» **Task objective**
Produce an exact copy of all the records.

[Figure record extracts]
-- BEGIN --
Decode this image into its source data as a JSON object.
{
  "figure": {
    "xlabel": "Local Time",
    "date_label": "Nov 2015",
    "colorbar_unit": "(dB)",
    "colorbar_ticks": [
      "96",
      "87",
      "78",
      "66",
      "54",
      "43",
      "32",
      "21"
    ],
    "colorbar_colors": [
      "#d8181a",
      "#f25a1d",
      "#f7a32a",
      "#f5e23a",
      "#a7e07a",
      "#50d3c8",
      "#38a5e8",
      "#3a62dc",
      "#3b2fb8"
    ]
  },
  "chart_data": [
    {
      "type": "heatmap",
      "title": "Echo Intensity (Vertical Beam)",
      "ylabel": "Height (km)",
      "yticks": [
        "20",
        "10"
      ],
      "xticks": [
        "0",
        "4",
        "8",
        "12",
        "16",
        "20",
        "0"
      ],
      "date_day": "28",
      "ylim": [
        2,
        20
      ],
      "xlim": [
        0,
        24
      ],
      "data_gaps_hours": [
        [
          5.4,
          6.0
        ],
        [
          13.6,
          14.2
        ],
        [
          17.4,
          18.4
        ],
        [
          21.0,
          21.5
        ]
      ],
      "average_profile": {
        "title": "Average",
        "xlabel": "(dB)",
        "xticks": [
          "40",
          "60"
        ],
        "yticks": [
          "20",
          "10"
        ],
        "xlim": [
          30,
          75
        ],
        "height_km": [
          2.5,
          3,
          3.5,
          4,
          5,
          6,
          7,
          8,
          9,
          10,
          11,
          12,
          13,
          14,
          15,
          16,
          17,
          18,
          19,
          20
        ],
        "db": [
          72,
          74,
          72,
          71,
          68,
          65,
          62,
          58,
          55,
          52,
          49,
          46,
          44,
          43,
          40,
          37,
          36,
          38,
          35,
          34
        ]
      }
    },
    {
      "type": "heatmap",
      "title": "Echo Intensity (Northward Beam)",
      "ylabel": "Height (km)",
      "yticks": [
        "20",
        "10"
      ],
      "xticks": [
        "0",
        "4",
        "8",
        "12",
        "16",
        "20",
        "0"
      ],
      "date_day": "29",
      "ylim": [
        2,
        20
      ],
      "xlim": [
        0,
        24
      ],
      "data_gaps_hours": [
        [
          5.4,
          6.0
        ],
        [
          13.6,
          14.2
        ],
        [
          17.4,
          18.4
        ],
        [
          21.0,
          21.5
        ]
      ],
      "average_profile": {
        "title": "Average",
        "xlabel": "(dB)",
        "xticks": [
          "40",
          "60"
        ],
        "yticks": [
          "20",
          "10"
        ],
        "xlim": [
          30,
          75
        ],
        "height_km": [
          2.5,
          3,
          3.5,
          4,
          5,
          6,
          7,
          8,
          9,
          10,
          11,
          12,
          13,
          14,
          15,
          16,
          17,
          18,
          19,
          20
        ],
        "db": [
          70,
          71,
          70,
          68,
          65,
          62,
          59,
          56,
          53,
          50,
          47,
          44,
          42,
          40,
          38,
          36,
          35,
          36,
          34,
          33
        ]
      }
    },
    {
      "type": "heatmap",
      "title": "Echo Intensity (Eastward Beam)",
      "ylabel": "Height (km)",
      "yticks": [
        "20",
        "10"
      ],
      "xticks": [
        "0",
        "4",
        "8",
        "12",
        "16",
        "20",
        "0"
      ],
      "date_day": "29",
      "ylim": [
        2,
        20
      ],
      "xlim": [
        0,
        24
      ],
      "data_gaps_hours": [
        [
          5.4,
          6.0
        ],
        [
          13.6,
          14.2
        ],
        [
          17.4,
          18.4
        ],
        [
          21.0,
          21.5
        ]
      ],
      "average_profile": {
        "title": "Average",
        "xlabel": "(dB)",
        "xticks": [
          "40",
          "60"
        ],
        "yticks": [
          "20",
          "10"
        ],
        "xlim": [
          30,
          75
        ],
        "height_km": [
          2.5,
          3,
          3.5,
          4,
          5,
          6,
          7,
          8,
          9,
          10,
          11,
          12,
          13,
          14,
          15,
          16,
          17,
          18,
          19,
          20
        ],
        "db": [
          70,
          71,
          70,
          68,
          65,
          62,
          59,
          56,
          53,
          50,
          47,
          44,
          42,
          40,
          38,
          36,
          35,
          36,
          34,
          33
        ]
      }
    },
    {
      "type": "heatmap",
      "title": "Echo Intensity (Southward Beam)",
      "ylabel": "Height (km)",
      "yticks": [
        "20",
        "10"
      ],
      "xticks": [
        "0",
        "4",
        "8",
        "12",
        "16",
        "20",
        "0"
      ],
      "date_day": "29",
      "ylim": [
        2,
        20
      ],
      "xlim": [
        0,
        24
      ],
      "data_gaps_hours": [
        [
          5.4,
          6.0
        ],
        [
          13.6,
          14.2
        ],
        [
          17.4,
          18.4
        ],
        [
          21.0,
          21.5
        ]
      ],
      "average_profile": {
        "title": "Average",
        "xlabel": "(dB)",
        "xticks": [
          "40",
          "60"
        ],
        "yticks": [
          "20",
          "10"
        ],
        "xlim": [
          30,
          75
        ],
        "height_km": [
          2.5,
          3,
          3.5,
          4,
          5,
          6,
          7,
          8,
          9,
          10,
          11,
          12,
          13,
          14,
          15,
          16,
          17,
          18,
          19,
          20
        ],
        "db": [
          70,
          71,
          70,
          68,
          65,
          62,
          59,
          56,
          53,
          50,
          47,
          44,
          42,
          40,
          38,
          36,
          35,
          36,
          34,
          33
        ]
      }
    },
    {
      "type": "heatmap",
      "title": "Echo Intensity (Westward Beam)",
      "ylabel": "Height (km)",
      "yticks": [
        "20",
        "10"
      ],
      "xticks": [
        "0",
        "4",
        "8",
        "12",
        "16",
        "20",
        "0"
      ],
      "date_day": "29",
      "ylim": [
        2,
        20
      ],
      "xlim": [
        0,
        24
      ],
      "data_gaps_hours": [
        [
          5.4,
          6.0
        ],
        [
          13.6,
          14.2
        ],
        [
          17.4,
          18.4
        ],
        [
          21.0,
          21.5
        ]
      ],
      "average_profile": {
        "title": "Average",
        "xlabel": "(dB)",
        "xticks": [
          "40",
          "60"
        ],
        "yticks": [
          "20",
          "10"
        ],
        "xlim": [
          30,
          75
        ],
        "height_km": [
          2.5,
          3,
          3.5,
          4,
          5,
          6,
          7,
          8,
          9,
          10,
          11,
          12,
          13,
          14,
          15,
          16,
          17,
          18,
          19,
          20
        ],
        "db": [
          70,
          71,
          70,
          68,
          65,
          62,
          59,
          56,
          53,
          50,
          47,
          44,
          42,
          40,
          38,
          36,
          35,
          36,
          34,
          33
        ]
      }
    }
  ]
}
-- END --
» **Task answer**
Decode this image into its source data as a JSON object.
{
  "figure": {
    "xlabel": "Local Time",
    "date_label": "Nov 2015",
    "colorbar_unit": "(dB)",
    "colorbar_ticks": [
      "96",
      "87",
      "78",
      "66",
      "54",
      "43",
      "32",
      "21"
    ],
    "colorbar_colors": [
      "#d8181a",
      "#f25a1d",
      "#f7a32a",
      "#f5e23a",
      "#a7e07a",
      "#50d3c8",
      "#38a5e8",
      "#3a62dc",
      "#3b2fb8"
    ]
  },
  "chart_data": [
    {
      "type": "heatmap",
      "title": "Echo Intensity (Vertical Beam)",
      "ylabel": "Height (km)",
      "yticks": [
        "20",
        "10"
      ],
      "xticks": [
        "0",
        "4",
        "8",
        "12",
        "16",
        "20",
        "0"
      ],
      "date_day": "28",
      "ylim": [
        2,
        20
      ],
      "xlim": [
        0,
        24
      ],
      "data_gaps_hours": [
        [
          5.4,
          6.0
        ],
        [
          13.6,
          14.2
        ],
        [
          17.4,
          18.4
        ],
        [
          21.0,
          21.5
        ]
      ],
      "average_profile": {
        "title": "Average",
        "xlabel": "(dB)",
        "xticks": [
          "40",
          "60"
        ],
        "yticks": [
          "20",
          "10"
        ],
        "xlim": [
          30,
          75
        ],
        "height_km": [
          2.5,
          3,
          3.5,
          4,
          5,
          6,
          7,
          8,
          9,
          10,
          11,
          12,
          13,
          14,
          15,
          16,
          17,
          18,
          19,
          20
        ],
        "db": [
          72,
          74,
          72,
          71,
          68,
          65,
          62,
          58,
          55,
          52,
          49,
          46,
          44,
          43,
          40,
          37,
          36,
          38,
          35,
          34
        ]
      }
    },
    {
      "type": "heatmap",
      "title": "Echo Intensity (Northward Beam)",
      "ylabel": "Height (km)",
      "yticks": [
        "20",
        "10"
      ],
      "xticks": [
        "0",
        "4",
        "8",
        "12",
        "16",
        "20",
        "0"
      ],
      "date_day": "29",
      "ylim": [
        2,
        20
      ],
      "xlim": [
        0,
        24
      ],
      "data_gaps_hours": [
        [
          5.4,
          6.0
        ],
        [
          13.6,
          14.2
        ],
        [
          17.4,
          18.4
        ],
        [
          21.0,
          21.5
        ]
      ],
      "average_profile": {
        "title": "Average",
        "xlabel": "(dB)",
        "xticks": [
          "40",
          "60"
        ],
        "yticks": [
          "20",
          "10"
        ],
        "xlim": [
          30,
          75
        ],
        "height_km": [
          2.5,
          3,
          3.5,
          4,
          5,
          6,
          7,
          8,
          9,
          10,
          11,
          12,
          13,
          14,
          15,
          16,
          17,
          18,
          19,
          20
        ],
        "db": [
          70,
          71,
          70,
          68,
          65,
          62,
          59,
          56,
          53,
          50,
          47,
          44,
          42,
          40,
          38,
          36,
          35,
          36,
          34,
          33
        ]
      }
    },
    {
      "type": "heatmap",
      "title": "Echo Intensity (Eastward Beam)",
      "ylabel": "Height (km)",
      "yticks": [
        "20",
        "10"
      ],
      "xticks": [
        "0",
        "4",
        "8",
        "12",
        "16",
        "20",
        "0"
      ],
      "date_day": "29",
      "ylim": [
        2,
        20
      ],
      "xlim": [
        0,
        24
      ],
      "data_gaps_hours": [
        [
          5.4,
          6.0
        ],
        [
          13.6,
          14.2
        ],
        [
          17.4,
          18.4
        ],
        [
          21.0,
          21.5
        ]
      ],
      "average_profile": {
        "title": "Average",
        "xlabel": "(dB)",
        "xticks": [
          "40",
          "60"
        ],
        "yticks": [
          "20",
          "10"
        ],
        "xlim": [
          30,
          75
        ],
        "height_km": [
          2.5,
          3,
          3.5,
          4,
          5,
          6,
          7,
          8,
          9,
          10,
          11,
          12,
          13,
          14,
          15,
          16,
          17,
          18,
          19,
          20
        ],
        "db": [
          70,
          71,
          70,
          68,
          65,
          62,
          59,
          56,
          53,
          50,
          47,
          44,
          42,
          40,
          38,
          36,
          35,
          36,
          34,
          33
        ]
      }
    },
    {
      "type": "heatmap",
      "title": "Echo Intensity (Southward Beam)",
      "ylabel": "Height (km)",
      "yticks": [
        "20",
        "10"
      ],
      "xticks": [
        "0",
        "4",
        "8",
        "12",
        "16",
        "20",
        "0"
      ],
      "date_day": "29",
      "ylim": [
        2,
        20
      ],
      "xlim": [
        0,
        24
      ],
      "data_gaps_hours": [
        [
          5.4,
          6.0
        ],
        [
          13.6,
          14.2
        ],
        [
          17.4,
          18.4
        ],
        [
          21.0,
          21.5
        ]
      ],
      "average_profile": {
        "title": "Average",
        "xlabel": "(dB)",
        "xticks": [
          "40",
          "60"
        ],
        "yticks": [
          "20",
          "10"
        ],
        "xlim": [
          30,
          75
        ],
        "height_km": [
          2.5,
          3,
          3.5,
          4,
          5,
          6,
          7,
          8,
          9,
          10,
          11,
          12,
          13,
          14,
          15,
          16,
          17,
          18,
          19,
          20
        ],
        "db": [
          70,
          71,
          70,
          68,
          65,
          62,
          59,
          56,
          53,
          50,
          47,
          44,
          42,
          40,
          38,
          36,
          35,
          36,
          34,
          33
        ]
      }
    },
    {
      "type": "heatmap",
      "title": "Echo Intensity (Westward Beam)",
      "ylabel": "Height (km)",
      "yticks": [
        "20",
        "10"
      ],
      "xticks": [
        "0",
        "4",
        "8",
        "12",
        "16",
        "20",
        "0"
      ],
      "date_day": "29",
      "ylim": [
        2,
        20
      ],
      "xlim": [
        0,
        24
      ],
      "data_gaps_hours": [
        [
          5.4,
          6.0
        ],
        [
          13.6,
          14.2
        ],
        [
          17.4,
          18.4
        ],
        [
          21.0,
          21.5
        ]
      ],
      "average_profile": {
        "title": "Average",
        "xlabel": "(dB)",
        "xticks": [
          "40",
          "60"
        ],
        "yticks": [
          "20",
          "10"
        ],
        "xlim": [
          30,
          75
        ],
        "height_km": [
          2.5,
          3,
          3.5,
          4,
          5,
          6,
          7,
          8,
          9,
          10,
          11,
          12,
          13,
          14,
          15,
          16,
          17,
          18,
          19,
          20
        ],
        "db": [
          70,
          71,
          70,
          68,
          65,
          62,
          59,
          56,
          53,
          50,
          47,
          44,
          42,
          40,
          38,
          36,
          35,
          36,
          34,
          33
        ]
      }
    }
  ]
}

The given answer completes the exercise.